Input records:
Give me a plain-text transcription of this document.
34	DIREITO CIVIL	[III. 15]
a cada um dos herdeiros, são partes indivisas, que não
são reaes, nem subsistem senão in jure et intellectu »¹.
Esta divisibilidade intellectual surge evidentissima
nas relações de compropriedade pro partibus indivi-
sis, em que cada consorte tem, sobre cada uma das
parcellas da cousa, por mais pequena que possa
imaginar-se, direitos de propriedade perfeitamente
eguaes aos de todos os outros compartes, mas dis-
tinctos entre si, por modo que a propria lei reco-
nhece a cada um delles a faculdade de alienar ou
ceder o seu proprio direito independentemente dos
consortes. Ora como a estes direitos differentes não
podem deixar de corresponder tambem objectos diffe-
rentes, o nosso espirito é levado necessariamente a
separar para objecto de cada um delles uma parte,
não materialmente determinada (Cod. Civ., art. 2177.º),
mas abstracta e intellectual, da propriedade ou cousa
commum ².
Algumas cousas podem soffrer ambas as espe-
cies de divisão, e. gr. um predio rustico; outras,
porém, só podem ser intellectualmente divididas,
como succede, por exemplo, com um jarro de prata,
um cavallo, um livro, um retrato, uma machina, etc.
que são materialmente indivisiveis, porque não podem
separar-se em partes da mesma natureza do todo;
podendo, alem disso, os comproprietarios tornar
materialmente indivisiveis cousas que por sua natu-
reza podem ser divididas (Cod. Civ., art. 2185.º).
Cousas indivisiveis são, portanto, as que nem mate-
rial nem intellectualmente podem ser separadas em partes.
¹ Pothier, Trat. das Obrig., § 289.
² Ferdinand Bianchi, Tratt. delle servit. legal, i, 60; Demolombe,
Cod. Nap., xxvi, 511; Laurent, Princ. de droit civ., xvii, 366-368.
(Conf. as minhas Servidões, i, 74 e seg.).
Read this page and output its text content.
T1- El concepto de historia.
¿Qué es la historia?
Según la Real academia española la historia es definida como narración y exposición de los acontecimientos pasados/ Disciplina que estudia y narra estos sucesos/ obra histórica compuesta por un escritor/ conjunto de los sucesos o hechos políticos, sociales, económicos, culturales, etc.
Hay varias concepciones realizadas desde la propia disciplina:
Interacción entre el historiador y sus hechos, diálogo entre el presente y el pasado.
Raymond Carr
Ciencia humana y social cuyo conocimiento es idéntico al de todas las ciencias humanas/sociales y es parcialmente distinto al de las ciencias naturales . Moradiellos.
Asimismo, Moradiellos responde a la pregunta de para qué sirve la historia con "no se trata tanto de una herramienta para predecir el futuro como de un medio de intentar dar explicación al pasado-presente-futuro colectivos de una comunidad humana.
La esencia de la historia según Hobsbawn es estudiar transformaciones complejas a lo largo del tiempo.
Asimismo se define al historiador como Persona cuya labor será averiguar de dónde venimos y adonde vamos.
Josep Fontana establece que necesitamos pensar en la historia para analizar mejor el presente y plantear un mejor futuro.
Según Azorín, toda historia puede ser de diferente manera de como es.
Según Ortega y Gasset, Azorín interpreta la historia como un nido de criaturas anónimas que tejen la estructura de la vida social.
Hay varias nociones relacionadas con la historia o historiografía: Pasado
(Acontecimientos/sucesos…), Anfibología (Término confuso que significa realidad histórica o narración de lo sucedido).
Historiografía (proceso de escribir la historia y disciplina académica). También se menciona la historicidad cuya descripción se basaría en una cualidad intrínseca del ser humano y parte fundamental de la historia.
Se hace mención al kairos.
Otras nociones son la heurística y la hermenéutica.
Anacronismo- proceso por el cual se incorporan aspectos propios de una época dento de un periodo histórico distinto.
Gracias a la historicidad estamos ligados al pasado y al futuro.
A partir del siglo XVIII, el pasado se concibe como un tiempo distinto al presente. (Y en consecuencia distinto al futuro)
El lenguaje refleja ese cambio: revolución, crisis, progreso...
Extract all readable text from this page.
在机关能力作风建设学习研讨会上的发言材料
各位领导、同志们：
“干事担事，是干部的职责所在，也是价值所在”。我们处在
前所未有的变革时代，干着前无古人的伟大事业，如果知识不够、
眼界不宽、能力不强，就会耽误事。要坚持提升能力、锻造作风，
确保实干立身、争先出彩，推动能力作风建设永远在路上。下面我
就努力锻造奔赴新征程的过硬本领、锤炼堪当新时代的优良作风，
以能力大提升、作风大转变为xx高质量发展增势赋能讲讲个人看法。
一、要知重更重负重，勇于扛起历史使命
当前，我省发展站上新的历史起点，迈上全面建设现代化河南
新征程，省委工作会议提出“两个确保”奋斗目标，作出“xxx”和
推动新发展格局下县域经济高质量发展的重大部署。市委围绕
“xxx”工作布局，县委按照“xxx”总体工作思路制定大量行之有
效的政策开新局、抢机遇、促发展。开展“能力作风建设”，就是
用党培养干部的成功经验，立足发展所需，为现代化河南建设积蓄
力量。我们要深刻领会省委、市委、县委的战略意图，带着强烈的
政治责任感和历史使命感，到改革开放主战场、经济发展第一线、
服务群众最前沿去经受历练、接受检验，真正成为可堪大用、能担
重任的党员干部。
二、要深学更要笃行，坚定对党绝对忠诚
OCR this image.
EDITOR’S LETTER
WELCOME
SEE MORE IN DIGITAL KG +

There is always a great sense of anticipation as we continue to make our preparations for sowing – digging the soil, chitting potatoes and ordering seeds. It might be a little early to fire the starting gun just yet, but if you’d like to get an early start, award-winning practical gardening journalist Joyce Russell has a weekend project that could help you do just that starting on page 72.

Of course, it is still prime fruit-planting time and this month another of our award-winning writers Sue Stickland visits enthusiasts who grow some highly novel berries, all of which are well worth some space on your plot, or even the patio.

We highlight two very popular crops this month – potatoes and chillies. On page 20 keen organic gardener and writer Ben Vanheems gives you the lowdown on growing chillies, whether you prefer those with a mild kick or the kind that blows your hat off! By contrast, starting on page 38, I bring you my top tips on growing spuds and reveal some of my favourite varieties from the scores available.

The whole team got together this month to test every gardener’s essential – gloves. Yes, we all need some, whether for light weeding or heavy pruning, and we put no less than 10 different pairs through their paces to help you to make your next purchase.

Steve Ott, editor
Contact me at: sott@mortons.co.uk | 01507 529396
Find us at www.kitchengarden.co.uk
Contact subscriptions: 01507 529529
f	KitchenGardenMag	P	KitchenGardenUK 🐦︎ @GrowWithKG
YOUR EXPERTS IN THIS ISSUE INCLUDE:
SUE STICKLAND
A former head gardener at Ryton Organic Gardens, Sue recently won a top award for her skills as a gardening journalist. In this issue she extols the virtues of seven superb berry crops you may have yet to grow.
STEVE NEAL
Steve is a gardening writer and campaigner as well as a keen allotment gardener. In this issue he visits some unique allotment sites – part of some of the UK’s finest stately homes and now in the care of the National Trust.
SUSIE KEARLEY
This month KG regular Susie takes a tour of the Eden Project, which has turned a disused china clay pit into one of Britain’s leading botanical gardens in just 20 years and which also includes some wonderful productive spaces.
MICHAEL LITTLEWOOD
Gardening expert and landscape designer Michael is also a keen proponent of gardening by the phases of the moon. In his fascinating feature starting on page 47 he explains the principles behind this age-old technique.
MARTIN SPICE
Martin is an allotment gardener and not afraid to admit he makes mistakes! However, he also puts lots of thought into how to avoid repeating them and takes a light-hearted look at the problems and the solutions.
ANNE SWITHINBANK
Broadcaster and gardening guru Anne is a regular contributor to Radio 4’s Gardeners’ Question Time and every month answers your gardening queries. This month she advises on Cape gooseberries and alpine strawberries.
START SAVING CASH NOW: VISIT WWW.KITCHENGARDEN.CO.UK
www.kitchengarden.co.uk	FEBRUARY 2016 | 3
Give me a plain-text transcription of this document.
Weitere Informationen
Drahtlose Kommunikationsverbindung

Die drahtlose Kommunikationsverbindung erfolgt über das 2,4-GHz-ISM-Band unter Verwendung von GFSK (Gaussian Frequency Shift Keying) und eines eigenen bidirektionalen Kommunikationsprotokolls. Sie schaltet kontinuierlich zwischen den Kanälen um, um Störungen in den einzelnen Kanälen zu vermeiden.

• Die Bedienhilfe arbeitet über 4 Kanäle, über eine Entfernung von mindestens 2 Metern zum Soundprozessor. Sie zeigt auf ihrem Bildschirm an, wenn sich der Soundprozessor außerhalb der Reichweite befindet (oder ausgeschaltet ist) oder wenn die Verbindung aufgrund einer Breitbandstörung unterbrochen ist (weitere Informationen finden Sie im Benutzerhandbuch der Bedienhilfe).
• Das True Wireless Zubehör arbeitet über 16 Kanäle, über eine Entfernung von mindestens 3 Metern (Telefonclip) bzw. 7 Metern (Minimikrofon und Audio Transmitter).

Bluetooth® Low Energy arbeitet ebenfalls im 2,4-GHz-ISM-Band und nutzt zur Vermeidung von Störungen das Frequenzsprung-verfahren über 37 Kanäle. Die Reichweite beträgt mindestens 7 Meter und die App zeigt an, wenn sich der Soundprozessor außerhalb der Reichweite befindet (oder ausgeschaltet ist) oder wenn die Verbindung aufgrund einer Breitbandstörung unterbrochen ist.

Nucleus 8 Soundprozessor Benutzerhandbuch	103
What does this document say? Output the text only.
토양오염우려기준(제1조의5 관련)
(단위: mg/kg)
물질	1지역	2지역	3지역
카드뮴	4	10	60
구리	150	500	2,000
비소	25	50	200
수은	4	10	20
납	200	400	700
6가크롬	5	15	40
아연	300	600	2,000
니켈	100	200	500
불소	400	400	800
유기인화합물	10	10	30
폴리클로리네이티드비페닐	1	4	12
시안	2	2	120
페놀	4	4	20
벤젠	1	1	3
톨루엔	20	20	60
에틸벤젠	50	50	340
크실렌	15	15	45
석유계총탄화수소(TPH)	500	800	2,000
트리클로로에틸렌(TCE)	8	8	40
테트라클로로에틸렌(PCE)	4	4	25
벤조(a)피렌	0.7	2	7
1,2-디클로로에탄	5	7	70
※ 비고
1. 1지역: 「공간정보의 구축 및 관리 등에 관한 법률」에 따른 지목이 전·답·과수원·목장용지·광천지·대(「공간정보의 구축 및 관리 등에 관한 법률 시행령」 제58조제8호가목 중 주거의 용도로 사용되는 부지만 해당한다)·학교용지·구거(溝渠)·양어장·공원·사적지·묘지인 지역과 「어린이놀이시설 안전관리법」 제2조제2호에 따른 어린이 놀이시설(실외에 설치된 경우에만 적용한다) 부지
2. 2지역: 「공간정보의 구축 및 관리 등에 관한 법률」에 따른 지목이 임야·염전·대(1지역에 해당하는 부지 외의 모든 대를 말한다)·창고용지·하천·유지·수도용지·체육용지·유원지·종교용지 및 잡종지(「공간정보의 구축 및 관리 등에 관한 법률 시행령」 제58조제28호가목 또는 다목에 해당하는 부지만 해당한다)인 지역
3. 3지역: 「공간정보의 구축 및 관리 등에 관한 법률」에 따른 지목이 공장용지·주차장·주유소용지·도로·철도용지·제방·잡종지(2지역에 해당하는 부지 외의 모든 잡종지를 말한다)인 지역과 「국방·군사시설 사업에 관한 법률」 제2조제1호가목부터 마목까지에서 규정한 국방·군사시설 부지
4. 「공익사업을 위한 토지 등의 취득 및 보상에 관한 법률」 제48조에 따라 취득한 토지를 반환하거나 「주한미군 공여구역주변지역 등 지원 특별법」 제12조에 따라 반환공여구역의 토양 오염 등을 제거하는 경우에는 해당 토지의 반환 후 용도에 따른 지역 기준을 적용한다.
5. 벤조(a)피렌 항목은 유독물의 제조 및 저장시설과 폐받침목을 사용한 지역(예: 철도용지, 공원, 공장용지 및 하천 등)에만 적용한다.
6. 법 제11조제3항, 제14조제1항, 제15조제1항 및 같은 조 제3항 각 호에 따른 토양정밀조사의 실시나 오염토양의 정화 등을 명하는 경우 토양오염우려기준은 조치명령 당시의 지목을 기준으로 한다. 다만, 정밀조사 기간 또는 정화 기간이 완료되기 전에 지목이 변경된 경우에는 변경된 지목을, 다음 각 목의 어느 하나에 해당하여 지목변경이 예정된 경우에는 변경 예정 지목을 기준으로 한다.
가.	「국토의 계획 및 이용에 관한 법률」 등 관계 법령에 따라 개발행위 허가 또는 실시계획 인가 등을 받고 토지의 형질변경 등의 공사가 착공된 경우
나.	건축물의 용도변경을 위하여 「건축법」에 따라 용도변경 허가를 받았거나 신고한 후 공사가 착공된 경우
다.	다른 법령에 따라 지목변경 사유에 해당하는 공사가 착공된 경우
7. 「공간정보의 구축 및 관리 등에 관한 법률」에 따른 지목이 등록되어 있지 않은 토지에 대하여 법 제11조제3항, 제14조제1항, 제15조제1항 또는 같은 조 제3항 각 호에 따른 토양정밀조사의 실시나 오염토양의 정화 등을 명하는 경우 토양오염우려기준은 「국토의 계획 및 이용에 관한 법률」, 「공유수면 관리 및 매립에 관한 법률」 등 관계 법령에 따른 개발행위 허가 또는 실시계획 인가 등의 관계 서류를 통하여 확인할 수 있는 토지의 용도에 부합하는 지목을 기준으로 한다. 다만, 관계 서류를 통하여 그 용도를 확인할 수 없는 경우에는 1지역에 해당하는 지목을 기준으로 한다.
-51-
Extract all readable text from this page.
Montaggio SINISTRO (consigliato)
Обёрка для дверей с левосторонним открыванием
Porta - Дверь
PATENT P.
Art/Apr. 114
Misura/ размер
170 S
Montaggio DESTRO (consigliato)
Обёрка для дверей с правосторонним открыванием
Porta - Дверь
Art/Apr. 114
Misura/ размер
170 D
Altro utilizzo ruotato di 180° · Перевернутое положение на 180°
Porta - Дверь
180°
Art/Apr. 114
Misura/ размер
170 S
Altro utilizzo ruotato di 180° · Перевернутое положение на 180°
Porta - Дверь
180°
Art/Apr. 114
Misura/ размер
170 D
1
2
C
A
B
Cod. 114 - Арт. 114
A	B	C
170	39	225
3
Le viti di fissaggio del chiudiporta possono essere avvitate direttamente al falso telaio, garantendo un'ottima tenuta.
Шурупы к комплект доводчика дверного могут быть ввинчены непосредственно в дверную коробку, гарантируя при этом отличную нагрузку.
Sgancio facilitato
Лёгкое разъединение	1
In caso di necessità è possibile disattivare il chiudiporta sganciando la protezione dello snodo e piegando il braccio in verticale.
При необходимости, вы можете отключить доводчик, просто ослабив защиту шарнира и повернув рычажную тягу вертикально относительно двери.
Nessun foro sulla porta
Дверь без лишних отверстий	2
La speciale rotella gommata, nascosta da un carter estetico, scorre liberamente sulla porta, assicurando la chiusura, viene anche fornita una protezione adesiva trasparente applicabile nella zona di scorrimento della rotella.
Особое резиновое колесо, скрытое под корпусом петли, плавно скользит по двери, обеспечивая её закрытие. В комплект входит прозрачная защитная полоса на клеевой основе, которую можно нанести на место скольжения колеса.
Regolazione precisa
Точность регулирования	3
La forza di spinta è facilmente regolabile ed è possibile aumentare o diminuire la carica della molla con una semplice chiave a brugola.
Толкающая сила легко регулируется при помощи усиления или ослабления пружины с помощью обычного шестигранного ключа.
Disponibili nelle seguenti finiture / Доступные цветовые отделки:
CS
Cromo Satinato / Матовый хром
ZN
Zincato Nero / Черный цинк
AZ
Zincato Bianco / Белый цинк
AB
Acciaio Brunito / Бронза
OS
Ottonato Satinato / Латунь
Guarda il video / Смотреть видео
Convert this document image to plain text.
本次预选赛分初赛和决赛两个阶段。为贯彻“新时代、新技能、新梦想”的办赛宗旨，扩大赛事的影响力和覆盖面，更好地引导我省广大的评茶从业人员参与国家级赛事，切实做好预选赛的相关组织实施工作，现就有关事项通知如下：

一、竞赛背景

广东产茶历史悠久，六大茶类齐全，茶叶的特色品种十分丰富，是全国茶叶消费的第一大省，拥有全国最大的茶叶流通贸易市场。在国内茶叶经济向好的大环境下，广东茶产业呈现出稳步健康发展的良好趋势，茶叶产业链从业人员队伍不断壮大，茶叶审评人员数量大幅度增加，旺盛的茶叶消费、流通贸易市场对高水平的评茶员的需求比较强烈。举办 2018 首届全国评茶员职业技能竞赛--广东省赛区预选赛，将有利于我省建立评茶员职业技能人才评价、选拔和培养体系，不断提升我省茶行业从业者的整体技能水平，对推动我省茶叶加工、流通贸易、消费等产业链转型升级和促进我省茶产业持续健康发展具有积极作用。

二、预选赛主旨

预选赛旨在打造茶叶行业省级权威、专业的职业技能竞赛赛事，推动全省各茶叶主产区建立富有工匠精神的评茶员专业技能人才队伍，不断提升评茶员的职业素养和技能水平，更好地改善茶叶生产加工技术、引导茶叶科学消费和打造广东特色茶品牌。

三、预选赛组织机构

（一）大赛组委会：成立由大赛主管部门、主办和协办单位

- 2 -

Written task:
Reply with one number only: how many lines of the listing hold "protezione"?

Exercise response:
2